■ WRITTEN TASK ■
In the material below, list every line carrying the string "name".

begin

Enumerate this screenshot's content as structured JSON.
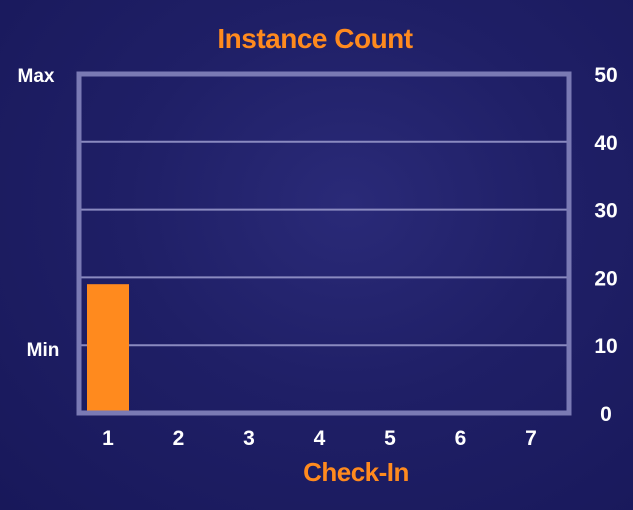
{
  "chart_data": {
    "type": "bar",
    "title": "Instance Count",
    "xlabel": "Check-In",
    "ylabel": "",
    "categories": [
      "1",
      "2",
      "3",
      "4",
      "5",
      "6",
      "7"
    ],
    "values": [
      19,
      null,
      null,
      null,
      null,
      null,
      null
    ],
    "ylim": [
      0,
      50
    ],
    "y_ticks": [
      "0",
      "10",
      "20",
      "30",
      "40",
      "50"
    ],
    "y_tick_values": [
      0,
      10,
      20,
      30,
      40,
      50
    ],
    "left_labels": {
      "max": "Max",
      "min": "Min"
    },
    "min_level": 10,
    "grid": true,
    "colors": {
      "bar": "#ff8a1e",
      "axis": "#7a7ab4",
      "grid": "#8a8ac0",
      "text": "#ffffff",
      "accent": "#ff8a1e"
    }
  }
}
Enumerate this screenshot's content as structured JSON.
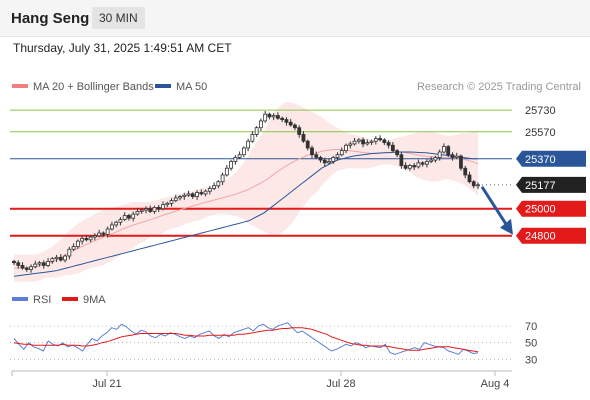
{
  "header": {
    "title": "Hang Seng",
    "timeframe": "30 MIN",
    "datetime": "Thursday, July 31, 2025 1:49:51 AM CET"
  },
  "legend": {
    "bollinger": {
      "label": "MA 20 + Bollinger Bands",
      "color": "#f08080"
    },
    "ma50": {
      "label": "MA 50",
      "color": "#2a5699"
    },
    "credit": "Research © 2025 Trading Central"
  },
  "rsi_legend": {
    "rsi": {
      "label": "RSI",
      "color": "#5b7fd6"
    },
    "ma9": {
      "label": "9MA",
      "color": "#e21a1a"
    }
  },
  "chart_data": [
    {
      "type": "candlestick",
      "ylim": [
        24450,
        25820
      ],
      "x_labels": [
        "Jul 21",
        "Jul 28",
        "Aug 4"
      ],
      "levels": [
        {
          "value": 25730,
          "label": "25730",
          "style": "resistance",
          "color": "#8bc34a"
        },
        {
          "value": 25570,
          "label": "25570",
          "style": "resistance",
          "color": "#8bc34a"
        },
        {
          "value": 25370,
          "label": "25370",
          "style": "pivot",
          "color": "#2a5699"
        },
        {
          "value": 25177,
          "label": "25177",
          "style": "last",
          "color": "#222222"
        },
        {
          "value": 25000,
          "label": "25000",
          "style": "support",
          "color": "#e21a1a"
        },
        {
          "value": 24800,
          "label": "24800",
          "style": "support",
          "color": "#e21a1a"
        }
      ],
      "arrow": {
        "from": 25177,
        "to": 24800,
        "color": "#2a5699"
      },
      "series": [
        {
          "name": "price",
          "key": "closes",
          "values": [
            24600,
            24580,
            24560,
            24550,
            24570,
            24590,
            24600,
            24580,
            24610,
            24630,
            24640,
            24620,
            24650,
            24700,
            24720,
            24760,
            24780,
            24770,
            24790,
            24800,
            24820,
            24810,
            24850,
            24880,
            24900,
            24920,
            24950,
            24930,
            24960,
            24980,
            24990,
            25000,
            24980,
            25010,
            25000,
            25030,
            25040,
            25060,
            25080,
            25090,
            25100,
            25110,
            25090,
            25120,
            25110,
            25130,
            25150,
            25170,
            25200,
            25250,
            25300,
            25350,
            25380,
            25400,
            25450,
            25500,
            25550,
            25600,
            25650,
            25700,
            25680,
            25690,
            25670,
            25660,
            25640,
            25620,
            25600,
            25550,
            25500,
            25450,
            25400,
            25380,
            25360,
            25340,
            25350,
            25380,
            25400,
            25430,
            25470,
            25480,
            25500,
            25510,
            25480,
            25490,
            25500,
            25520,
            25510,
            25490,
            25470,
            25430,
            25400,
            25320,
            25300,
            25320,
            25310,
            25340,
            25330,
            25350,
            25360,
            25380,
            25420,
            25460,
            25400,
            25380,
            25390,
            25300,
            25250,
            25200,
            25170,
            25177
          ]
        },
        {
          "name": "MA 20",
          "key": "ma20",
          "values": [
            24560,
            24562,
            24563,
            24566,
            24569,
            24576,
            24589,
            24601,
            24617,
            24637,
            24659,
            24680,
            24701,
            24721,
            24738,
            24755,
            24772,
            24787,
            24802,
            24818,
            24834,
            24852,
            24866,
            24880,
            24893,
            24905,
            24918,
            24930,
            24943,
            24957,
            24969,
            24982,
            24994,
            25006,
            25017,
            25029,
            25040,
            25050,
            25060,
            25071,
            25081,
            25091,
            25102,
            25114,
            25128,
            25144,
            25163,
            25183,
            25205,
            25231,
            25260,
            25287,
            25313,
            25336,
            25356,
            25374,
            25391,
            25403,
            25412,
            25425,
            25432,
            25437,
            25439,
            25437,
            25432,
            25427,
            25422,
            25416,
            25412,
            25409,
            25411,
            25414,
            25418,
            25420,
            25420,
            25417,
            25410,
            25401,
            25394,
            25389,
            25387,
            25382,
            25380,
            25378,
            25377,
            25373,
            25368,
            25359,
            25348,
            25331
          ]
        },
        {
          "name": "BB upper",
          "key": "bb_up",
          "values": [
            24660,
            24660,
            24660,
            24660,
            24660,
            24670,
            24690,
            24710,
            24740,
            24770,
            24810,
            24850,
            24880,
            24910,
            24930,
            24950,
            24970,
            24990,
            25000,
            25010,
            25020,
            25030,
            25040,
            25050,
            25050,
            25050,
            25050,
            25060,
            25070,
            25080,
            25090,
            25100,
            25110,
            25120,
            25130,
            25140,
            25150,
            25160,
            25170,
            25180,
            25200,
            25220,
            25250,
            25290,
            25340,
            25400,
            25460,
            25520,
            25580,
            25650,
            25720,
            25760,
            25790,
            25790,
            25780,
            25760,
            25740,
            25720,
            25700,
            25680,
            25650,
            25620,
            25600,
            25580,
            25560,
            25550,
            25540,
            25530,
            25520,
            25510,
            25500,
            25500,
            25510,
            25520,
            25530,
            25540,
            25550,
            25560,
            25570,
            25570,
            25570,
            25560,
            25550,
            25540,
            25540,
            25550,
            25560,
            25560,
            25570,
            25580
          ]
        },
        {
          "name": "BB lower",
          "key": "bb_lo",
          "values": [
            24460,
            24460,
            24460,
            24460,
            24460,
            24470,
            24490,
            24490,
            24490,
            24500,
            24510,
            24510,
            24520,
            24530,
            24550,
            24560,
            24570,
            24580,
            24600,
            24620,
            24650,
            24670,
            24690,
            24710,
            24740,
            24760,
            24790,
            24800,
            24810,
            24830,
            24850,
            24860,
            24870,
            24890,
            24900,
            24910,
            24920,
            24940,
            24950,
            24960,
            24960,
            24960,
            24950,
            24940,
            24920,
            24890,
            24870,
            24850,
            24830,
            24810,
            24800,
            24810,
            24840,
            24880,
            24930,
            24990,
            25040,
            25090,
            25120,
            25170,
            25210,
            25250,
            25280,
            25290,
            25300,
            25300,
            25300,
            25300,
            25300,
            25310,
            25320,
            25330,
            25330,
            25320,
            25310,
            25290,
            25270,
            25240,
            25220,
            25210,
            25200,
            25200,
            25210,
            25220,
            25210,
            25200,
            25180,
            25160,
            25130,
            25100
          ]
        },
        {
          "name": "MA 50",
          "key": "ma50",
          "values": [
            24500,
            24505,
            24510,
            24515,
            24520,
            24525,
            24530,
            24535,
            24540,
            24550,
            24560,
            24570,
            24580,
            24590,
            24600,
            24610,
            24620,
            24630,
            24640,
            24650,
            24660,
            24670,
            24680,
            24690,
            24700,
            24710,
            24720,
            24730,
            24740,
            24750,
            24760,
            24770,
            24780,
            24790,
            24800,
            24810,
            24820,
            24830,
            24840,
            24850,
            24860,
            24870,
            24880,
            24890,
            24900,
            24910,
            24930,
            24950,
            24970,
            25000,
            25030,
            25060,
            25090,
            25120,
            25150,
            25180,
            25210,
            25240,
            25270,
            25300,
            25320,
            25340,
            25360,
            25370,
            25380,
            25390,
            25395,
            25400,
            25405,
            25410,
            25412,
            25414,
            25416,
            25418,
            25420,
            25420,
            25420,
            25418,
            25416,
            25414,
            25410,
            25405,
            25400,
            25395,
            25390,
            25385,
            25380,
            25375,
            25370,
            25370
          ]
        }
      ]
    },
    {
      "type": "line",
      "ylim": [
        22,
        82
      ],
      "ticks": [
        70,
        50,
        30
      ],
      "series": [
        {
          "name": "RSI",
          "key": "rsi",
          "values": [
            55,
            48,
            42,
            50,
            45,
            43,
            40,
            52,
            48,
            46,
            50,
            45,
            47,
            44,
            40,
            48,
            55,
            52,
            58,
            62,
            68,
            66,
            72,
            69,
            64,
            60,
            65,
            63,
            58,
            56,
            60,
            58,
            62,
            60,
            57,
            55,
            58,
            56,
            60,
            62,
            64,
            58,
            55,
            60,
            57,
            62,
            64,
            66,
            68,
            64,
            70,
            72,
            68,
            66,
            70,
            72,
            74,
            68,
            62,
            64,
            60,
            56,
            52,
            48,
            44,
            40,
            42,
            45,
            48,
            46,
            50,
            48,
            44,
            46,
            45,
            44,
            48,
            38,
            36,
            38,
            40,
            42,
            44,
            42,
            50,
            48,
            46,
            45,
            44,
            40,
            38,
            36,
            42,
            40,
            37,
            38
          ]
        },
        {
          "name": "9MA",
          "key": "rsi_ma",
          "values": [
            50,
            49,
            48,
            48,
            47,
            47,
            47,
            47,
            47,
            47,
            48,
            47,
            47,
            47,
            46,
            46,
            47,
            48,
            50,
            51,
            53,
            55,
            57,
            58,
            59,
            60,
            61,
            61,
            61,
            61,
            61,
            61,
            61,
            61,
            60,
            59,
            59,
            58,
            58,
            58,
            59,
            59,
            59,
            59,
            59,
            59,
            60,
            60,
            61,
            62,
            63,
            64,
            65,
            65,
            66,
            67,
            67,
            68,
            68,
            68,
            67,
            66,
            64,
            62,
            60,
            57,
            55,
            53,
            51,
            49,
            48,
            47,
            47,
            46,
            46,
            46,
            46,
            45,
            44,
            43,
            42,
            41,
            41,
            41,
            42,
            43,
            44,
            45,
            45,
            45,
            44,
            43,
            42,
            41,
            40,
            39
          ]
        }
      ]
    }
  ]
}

end

■ RESULT OF THIS TASK ■
          "name": "price",
          "name": "MA 20",
          "name": "BB upper",
          "name": "BB lower",
          "name": "MA 50",
          "name": "RSI",
          "name": "9MA",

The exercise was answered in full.